--- START ---

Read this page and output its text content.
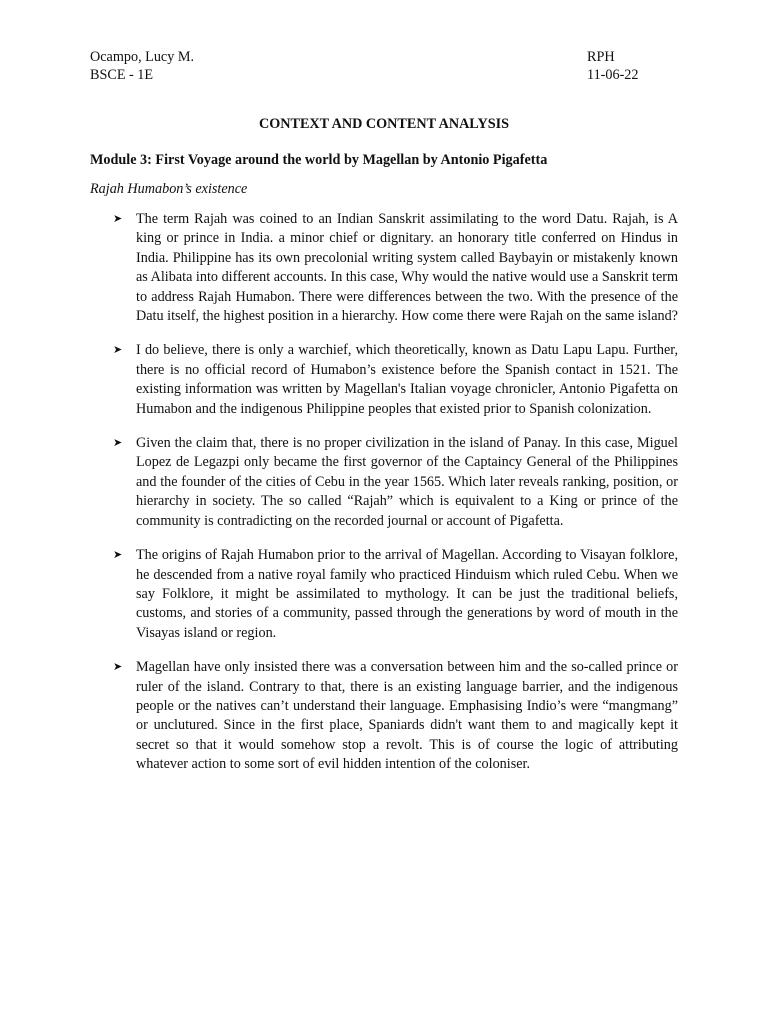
Ocampo, Lucy M.
BSCE - 1E
RPH
11-06-22
CONTEXT AND CONTENT ANALYSIS
Module 3: First Voyage around the world by Magellan by Antonio Pigafetta
Rajah Humabon’s existence
➤ The term Rajah was coined to an Indian Sanskrit assimilating to the word Datu. Rajah, is A king or prince in India. a minor chief or dignitary. an honorary title conferred on Hindus in India. Philippine has its own precolonial writing system called Baybayin or mistakenly known as Alibata into different accounts. In this case, Why would the native would use a Sanskrit term to address Rajah Humabon. There were differences between the two. With the presence of the Datu itself, the highest position in a hierarchy. How come there were Rajah on the same island?
➤ I do believe, there is only a warchief, which theoretically, known as Datu Lapu Lapu. Further, there is no official record of Humabon’s existence before the Spanish contact in 1521. The existing information was written by Magellan's Italian voyage chronicler, Antonio Pigafetta on Humabon and the indigenous Philippine peoples that existed prior to Spanish colonization.
➤ Given the claim that, there is no proper civilization in the island of Panay. In this case, Miguel Lopez de Legazpi only became the first governor of the Captaincy General of the Philippines and the founder of the cities of Cebu in the year 1565. Which later reveals ranking, position, or hierarchy in society. The so called “Rajah” which is equivalent to a King or prince of the community is contradicting on the recorded journal or account of Pigafetta.
➤ The origins of Rajah Humabon prior to the arrival of Magellan. According to Visayan folklore, he descended from a native royal family who practiced Hinduism which ruled Cebu. When we say Folklore, it might be assimilated to mythology. It can be just the traditional beliefs, customs, and stories of a community, passed through the generations by word of mouth in the Visayas island or region.
➤ Magellan have only insisted there was a conversation between him and the so-called prince or ruler of the island. Contrary to that, there is an existing language barrier, and the indigenous people or the natives can’t understand their language. Emphasising Indio’s were “mangmang” or unclutured. Since in the first place, Spaniards didn't want them to and magically kept it secret so that it would somehow stop a revolt. This is of course the logic of attributing whatever action to some sort of evil hidden intention of the coloniser.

--- END ---

### Exercise directions
Repeat each entry exactly as given; no pictures belong in the copy.

### Right answer
Read this page and output its text content.
Ocampo, Lucy M.
BSCE - 1E
RPH
11-06-22
CONTEXT AND CONTENT ANALYSIS
Module 3: First Voyage around the world by Magellan by Antonio Pigafetta
Rajah Humabon’s existence
➤ The term Rajah was coined to an Indian Sanskrit assimilating to the word Datu. Rajah, is A king or prince in India. a minor chief or dignitary. an honorary title conferred on Hindus in India. Philippine has its own precolonial writing system called Baybayin or mistakenly known as Alibata into different accounts. In this case, Why would the native would use a Sanskrit term to address Rajah Humabon. There were differences between the two. With the presence of the Datu itself, the highest position in a hierarchy. How come there were Rajah on the same island?
➤ I do believe, there is only a warchief, which theoretically, known as Datu Lapu Lapu. Further, there is no official record of Humabon’s existence before the Spanish contact in 1521. The existing information was written by Magellan's Italian voyage chronicler, Antonio Pigafetta on Humabon and the indigenous Philippine peoples that existed prior to Spanish colonization.
➤ Given the claim that, there is no proper civilization in the island of Panay. In this case, Miguel Lopez de Legazpi only became the first governor of the Captaincy General of the Philippines and the founder of the cities of Cebu in the year 1565. Which later reveals ranking, position, or hierarchy in society. The so called “Rajah” which is equivalent to a King or prince of the community is contradicting on the recorded journal or account of Pigafetta.
➤ The origins of Rajah Humabon prior to the arrival of Magellan. According to Visayan folklore, he descended from a native royal family who practiced Hinduism which ruled Cebu. When we say Folklore, it might be assimilated to mythology. It can be just the traditional beliefs, customs, and stories of a community, passed through the generations by word of mouth in the Visayas island or region.
➤ Magellan have only insisted there was a conversation between him and the so-called prince or ruler of the island. Contrary to that, there is an existing language barrier, and the indigenous people or the natives can’t understand their language. Emphasising Indio’s were “mangmang” or unclutured. Since in the first place, Spaniards didn't want them to and magically kept it secret so that it would somehow stop a revolt. This is of course the logic of attributing whatever action to some sort of evil hidden intention of the coloniser.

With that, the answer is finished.